*Request*:
Collect every line of the records below that contains the word "Westphal".

Stored records:
-=-=-

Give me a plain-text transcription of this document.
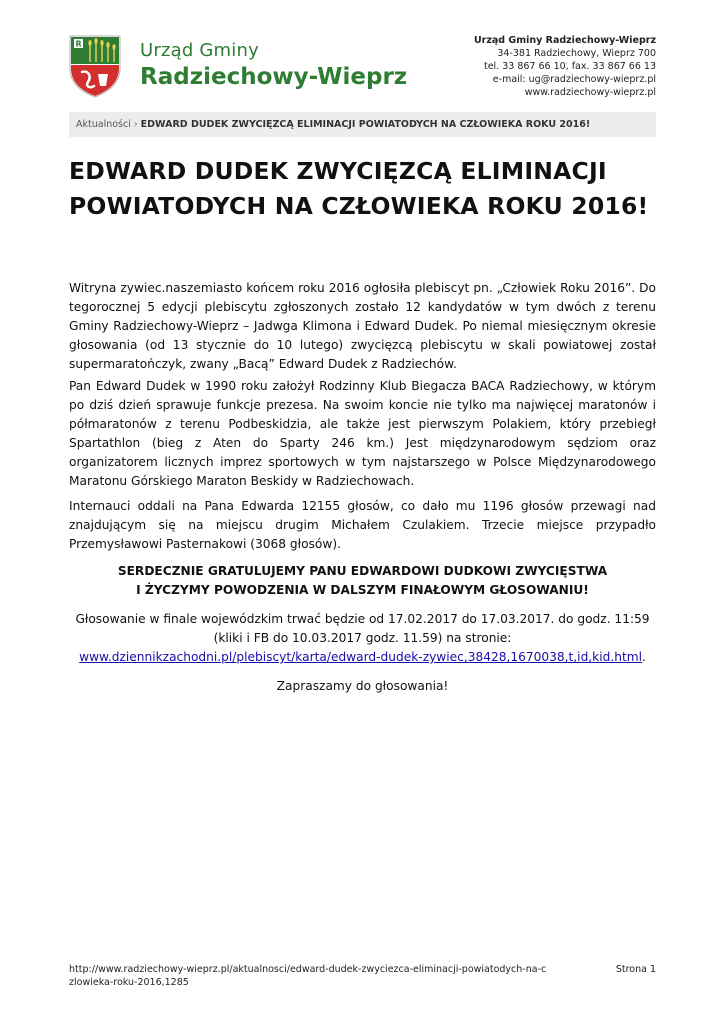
R	Urząd Gminy
Radziechowy-Wieprz
Urząd Gminy Radziechowy-Wieprz
34-381 Radziechowy, Wieprz 700
tel. 33 867 66 10, fax. 33 867 66 13
e-mail: ug@radziechowy-wieprz.pl
www.radziechowy-wieprz.pl
Aktualności › EDWARD DUDEK ZWYCIĘZCĄ ELIMINACJI POWIATODYCH NA CZŁOWIEKA ROKU 2016!
EDWARD DUDEK ZWYCIĘZCĄ ELIMINACJI POWIATODYCH NA CZŁOWIEKA ROKU 2016!

Witryna zywiec.naszemiasto końcem roku 2016 ogłosiła plebiscyt pn. „Człowiek Roku 2016”. Do tegorocznej 5 edycji plebiscytu zgłoszonych zostało 12 kandydatów w tym dwóch z terenu Gminy Radziechowy-Wieprz – Jadwga Klimona i Edward Dudek. Po niemal miesięcznym okresie głosowania (od 13 stycznie do 10 lutego) zwycięzcą plebiscytu w skali powiatowej został supermaratończyk, zwany „Bacą” Edward Dudek z Radziechów.

Pan Edward Dudek w 1990 roku założył Rodzinny Klub Biegacza BACA Radziechowy, w którym po dziś dzień sprawuje funkcje prezesa. Na swoim koncie nie tylko ma najwięcej maratonów i półmaratonów z terenu Podbeskidzia, ale także jest pierwszym Polakiem, który przebiegł Spartathlon (bieg z Aten do Sparty 246 km.) Jest międzynarodowym sędziom oraz organizatorem licznych imprez sportowych w tym najstarszego w Polsce Międzynarodowego Maratonu Górskiego Maraton Beskidy w Radziechowach.

Internauci oddali na Pana Edwarda 12155 głosów, co dało mu 1196 głosów przewagi nad znajdującym się na miejscu drugim Michałem Czulakiem. Trzecie miejsce przypadło Przemysławowi Pasternakowi (3068 głosów).

SERDECZNIE GRATULUJEMY PANU EDWARDOWI DUDKOWI ZWYCIĘSTWA
I ŻYCZYMY POWODZENIA W DALSZYM FINAŁOWYM GŁOSOWANIU!
Głosowanie w finale wojewódzkim trwać będzie od 17.02.2017 do 17.03.2017. do godz. 11:59
(kliki i FB do 10.03.2017 godz. 11.59) na stronie:
www.dziennikzachodni.pl/plebiscyt/karta/edward-dudek-zywiec,38428,1670038,t,id,kid.html.
Zapraszamy do głosowania!
http://www.radziechowy-wieprz.pl/aktualnosci/edward-dudek-zwyciezca-eliminacji-powiatodych-na-czlowieka-roku-2016,1285
Strona 1
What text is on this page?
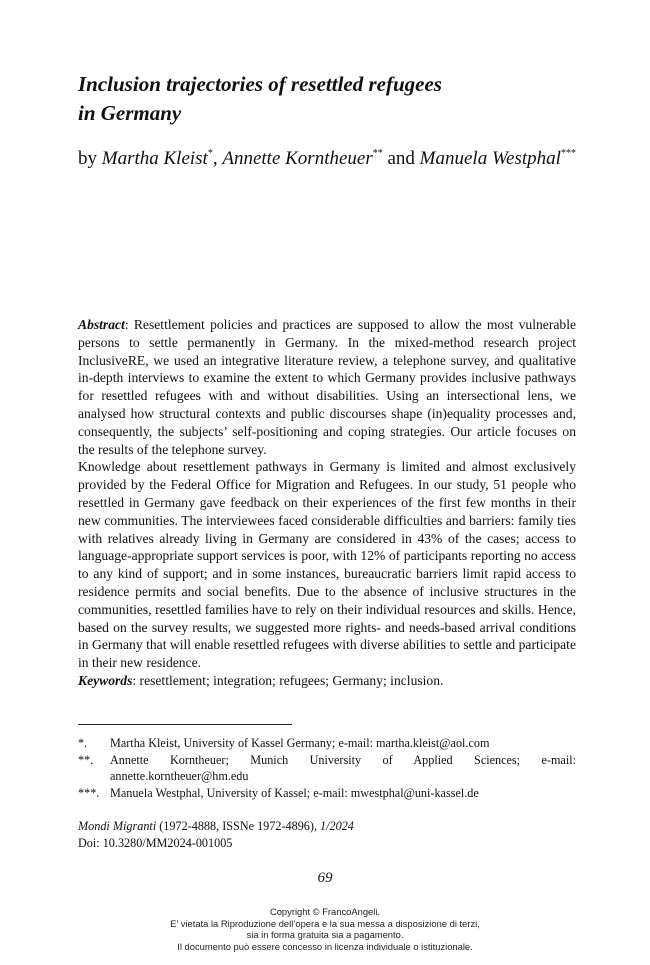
Inclusion trajectories of resettled refugees
in Germany

by Martha Kleist*, Annette Korntheuer** and Manuela Westphal***

Abstract: Resettlement policies and practices are supposed to allow the most vulnerable persons to settle permanently in Germany. In the mixed-method research project InclusiveRE, we used an integrative literature review, a telephone survey, and qualitative in-depth interviews to examine the extent to which Germany provides inclusive pathways for resettled refugees with and without disabilities. Using an intersectional lens, we analysed how structural contexts and public discourses shape (in)equality processes and, consequently, the subjects’ self-positioning and coping strategies. Our article focuses on the results of the telephone survey.

Knowledge about resettlement pathways in Germany is limited and almost exclusively provided by the Federal Office for Migration and Refugees. In our study, 51 people who resettled in Germany gave feedback on their experiences of the first few months in their new communities. The interviewees faced considerable difficulties and barriers: family ties with relatives already living in Germany are considered in 43% of the cases; access to language-appropriate support services is poor, with 12% of participants reporting no access to any kind of support; and in some instances, bureaucratic barriers limit rapid access to residence permits and social benefits. Due to the absence of inclusive structures in the communities, resettled families have to rely on their individual resources and skills. Hence, based on the survey results, we suggested more rights- and needs-based arrival conditions in Germany that will enable resettled refugees with diverse abilities to settle and participate in their new residence.

Keywords: resettlement; integration; refugees; Germany; inclusion.

*.	Martha Kleist, University of Kassel Germany; e-mail: martha.kleist@aol.com
**.	Annette Korntheuer; Munich University of Applied Sciences; e-mail: annette.korntheuer@hm.edu
***. Manuela Westphal, University of Kassel; e-mail: mwestphal@uni-kassel.de
Mondi Migranti (1972-4888, ISSNe 1972-4896), 1/2024
Doi: 10.3280/MM2024-001005
69
Copyright © FrancoAngeli.
E’ vietata la Riproduzione dell’opera e la sua messa a disposizione di terzi,
sia in forma gratuita sia a pagamento.
Il documento può essere concesso in licenza individuale o istituzionale.
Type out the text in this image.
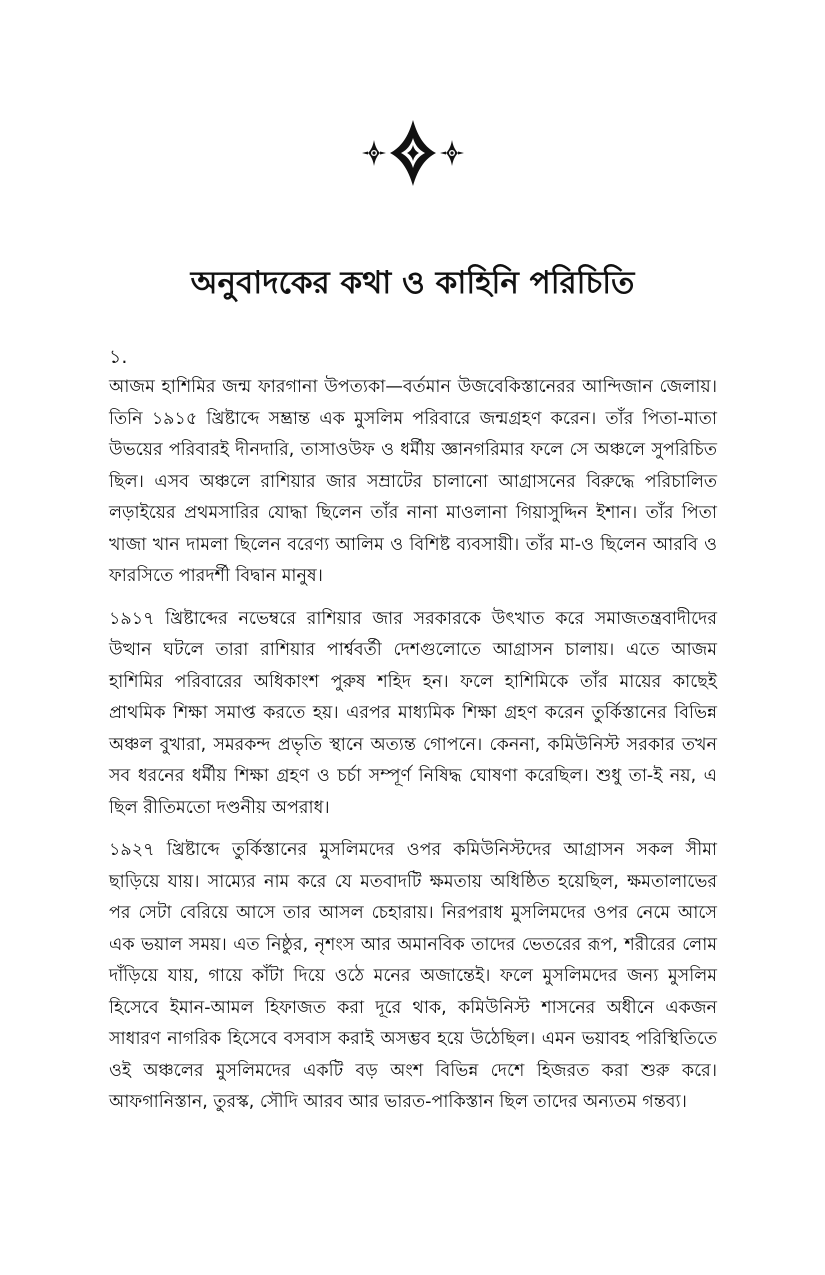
অনুবাদকের কথা ও কাহিনি পরিচিতি
১.

আজম হাশিমির জন্ম ফারগানা উপত্যকা—বর্তমান উজবেকিস্তানেরর আন্দিজান জেলায়। তিনি ১৯১৫ খ্রিষ্টাব্দে সম্ভ্রান্ত এক মুসলিম পরিবারে জন্মগ্রহণ করেন। তাঁর পিতা-মাতা উভয়ের পরিবারই দীনদারি, তাসাওউফ ও ধর্মীয় জ্ঞানগরিমার ফলে সে অঞ্চলে সুপরিচিত ছিল। এসব অঞ্চলে রাশিয়ার জার সম্রাটের চালানো আগ্রাসনের বিরুদ্ধে পরিচালিত লড়াইয়ের প্রথমসারির যোদ্ধা ছিলেন তাঁর নানা মাওলানা গিয়াসুদ্দিন ইশান। তাঁর পিতা খাজা খান দামলা ছিলেন বরেণ্য আলিম ও বিশিষ্ট ব্যবসায়ী। তাঁর মা-ও ছিলেন আরবি ও ফারসিতে পারদর্শী বিদ্বান মানুষ।

১৯১৭ খ্রিষ্টাব্দের নভেম্বরে রাশিয়ার জার সরকারকে উৎখাত করে সমাজতন্ত্রবাদীদের উত্থান ঘটলে তারা রাশিয়ার পার্শ্ববর্তী দেশগুলোতে আগ্রাসন চালায়। এতে আজম হাশিমির পরিবারের অধিকাংশ পুরুষ শহিদ হন। ফলে হাশিমিকে তাঁর মায়ের কাছেই প্রাথমিক শিক্ষা সমাপ্ত করতে হয়। এরপর মাধ্যমিক শিক্ষা গ্রহণ করেন তুর্কিস্তানের বিভিন্ন অঞ্চল বুখারা, সমরকন্দ প্রভৃতি স্থানে অত্যন্ত গোপনে। কেননা, কমিউনিস্ট সরকার তখন সব ধরনের ধর্মীয় শিক্ষা গ্রহণ ও চর্চা সম্পূর্ণ নিষিদ্ধ ঘোষণা করেছিল। শুধু তা-ই নয়, এ ছিল রীতিমতো দণ্ডনীয় অপরাধ।

১৯২৭ খ্রিষ্টাব্দে তুর্কিস্তানের মুসলিমদের ওপর কমিউনিস্টদের আগ্রাসন সকল সীমা ছাড়িয়ে যায়। সাম্যের নাম করে যে মতবাদটি ক্ষমতায় অধিষ্ঠিত হয়েছিল, ক্ষমতালাভের পর সেটা বেরিয়ে আসে তার আসল চেহারায়। নিরপরাধ মুসলিমদের ওপর নেমে আসে এক ভয়াল সময়। এত নিষ্ঠুর, নৃশংস আর অমানবিক তাদের ভেতরের রূপ, শরীরের লোম দাঁড়িয়ে যায়, গায়ে কাঁটা দিয়ে ওঠে মনের অজান্তেই। ফলে মুসলিমদের জন্য মুসলিম হিসেবে ইমান-আমল হিফাজত করা দূরে থাক, কমিউনিস্ট শাসনের অধীনে একজন সাধারণ নাগরিক হিসেবে বসবাস করাই অসম্ভব হয়ে উঠেছিল। এমন ভয়াবহ পরিস্থিতিতে ওই অঞ্চলের মুসলিমদের একটি বড় অংশ বিভিন্ন দেশে হিজরত করা শুরু করে। আফগানিস্তান, তুরস্ক, সৌদি আরব আর ভারত-পাকিস্তান ছিল তাদের অন্যতম গন্তব্য।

-=-=-

*Answer for this exercise*:
by Martha Kleist*, Annette Korntheuer** and Manuela Westphal***
***. Manuela Westphal, University of Kassel; e-mail: mwestphal@uni-kassel.de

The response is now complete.